(PROVIDED INFORMATION):
————————

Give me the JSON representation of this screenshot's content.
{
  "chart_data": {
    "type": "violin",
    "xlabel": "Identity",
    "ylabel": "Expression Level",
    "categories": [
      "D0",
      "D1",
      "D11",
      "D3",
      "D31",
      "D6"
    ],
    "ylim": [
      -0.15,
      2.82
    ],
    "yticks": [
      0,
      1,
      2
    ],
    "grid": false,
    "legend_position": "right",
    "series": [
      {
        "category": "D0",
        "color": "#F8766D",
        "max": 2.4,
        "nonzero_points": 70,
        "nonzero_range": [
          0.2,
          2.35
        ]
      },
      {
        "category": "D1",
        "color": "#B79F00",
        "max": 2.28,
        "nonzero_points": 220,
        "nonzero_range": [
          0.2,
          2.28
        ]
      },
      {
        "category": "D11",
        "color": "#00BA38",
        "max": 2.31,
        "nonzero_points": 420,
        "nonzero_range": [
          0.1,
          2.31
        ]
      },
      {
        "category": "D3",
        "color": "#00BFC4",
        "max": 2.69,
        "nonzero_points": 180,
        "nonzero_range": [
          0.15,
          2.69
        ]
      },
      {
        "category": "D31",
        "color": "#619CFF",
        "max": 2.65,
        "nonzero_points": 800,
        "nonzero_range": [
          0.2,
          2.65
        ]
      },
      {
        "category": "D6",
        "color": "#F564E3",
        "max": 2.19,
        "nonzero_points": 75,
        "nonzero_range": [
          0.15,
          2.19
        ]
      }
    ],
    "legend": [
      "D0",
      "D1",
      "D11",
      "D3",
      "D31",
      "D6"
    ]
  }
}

————————

(WHAT YOU ARE ASKED TO DO): Reproduce the full listing above, character for character.

(SOLUTION FOR THIS PROBLEM):
Give me the JSON representation of this screenshot's content.
{
  "chart_data": {
    "type": "violin",
    "xlabel": "Identity",
    "ylabel": "Expression Level",
    "categories": [
      "D0",
      "D1",
      "D11",
      "D3",
      "D31",
      "D6"
    ],
    "ylim": [
      -0.15,
      2.82
    ],
    "yticks": [
      0,
      1,
      2
    ],
    "grid": false,
    "legend_position": "right",
    "series": [
      {
        "category": "D0",
        "color": "#F8766D",
        "max": 2.4,
        "nonzero_points": 70,
        "nonzero_range": [
          0.2,
          2.35
        ]
      },
      {
        "category": "D1",
        "color": "#B79F00",
        "max": 2.28,
        "nonzero_points": 220,
        "nonzero_range": [
          0.2,
          2.28
        ]
      },
      {
        "category": "D11",
        "color": "#00BA38",
        "max": 2.31,
        "nonzero_points": 420,
        "nonzero_range": [
          0.1,
          2.31
        ]
      },
      {
        "category": "D3",
        "color": "#00BFC4",
        "max": 2.69,
        "nonzero_points": 180,
        "nonzero_range": [
          0.15,
          2.69
        ]
      },
      {
        "category": "D31",
        "color": "#619CFF",
        "max": 2.65,
        "nonzero_points": 800,
        "nonzero_range": [
          0.2,
          2.65
        ]
      },
      {
        "category": "D6",
        "color": "#F564E3",
        "max": 2.19,
        "nonzero_points": 75,
        "nonzero_range": [
          0.15,
          2.19
        ]
      }
    ],
    "legend": [
      "D0",
      "D1",
      "D11",
      "D3",
      "D31",
      "D6"
    ]
  }
}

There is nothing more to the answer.